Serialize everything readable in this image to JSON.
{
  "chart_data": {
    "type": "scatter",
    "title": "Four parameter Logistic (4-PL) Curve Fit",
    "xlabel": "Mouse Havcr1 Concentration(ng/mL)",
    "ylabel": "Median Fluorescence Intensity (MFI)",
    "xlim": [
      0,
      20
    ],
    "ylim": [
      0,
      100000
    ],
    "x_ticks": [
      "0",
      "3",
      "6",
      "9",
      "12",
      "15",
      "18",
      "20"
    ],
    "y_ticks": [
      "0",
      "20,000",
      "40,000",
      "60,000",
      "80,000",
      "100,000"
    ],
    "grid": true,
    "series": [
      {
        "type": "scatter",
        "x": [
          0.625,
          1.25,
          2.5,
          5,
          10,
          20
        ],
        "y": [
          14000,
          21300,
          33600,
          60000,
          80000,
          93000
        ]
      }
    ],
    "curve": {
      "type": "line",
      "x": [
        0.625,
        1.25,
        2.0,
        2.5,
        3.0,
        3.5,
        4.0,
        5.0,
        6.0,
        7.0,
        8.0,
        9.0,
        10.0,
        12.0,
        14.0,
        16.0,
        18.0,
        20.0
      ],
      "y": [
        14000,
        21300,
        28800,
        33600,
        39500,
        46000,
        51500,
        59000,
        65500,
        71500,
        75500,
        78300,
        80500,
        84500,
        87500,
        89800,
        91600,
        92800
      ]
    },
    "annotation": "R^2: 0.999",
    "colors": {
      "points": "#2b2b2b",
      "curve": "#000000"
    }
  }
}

========================

▶ _Do this_
Write out the full listing exactly as given.

▶ _Final result_
Serialize everything readable in this image to JSON.
{
  "chart_data": {
    "type": "scatter",
    "title": "Four parameter Logistic (4-PL) Curve Fit",
    "xlabel": "Mouse Havcr1 Concentration(ng/mL)",
    "ylabel": "Median Fluorescence Intensity (MFI)",
    "xlim": [
      0,
      20
    ],
    "ylim": [
      0,
      100000
    ],
    "x_ticks": [
      "0",
      "3",
      "6",
      "9",
      "12",
      "15",
      "18",
      "20"
    ],
    "y_ticks": [
      "0",
      "20,000",
      "40,000",
      "60,000",
      "80,000",
      "100,000"
    ],
    "grid": true,
    "series": [
      {
        "type": "scatter",
        "x": [
          0.625,
          1.25,
          2.5,
          5,
          10,
          20
        ],
        "y": [
          14000,
          21300,
          33600,
          60000,
          80000,
          93000
        ]
      }
    ],
    "curve": {
      "type": "line",
      "x": [
        0.625,
        1.25,
        2.0,
        2.5,
        3.0,
        3.5,
        4.0,
        5.0,
        6.0,
        7.0,
        8.0,
        9.0,
        10.0,
        12.0,
        14.0,
        16.0,
        18.0,
        20.0
      ],
      "y": [
        14000,
        21300,
        28800,
        33600,
        39500,
        46000,
        51500,
        59000,
        65500,
        71500,
        75500,
        78300,
        80500,
        84500,
        87500,
        89800,
        91600,
        92800
      ]
    },
    "annotation": "R^2: 0.999",
    "colors": {
      "points": "#2b2b2b",
      "curve": "#000000"
    }
  }
}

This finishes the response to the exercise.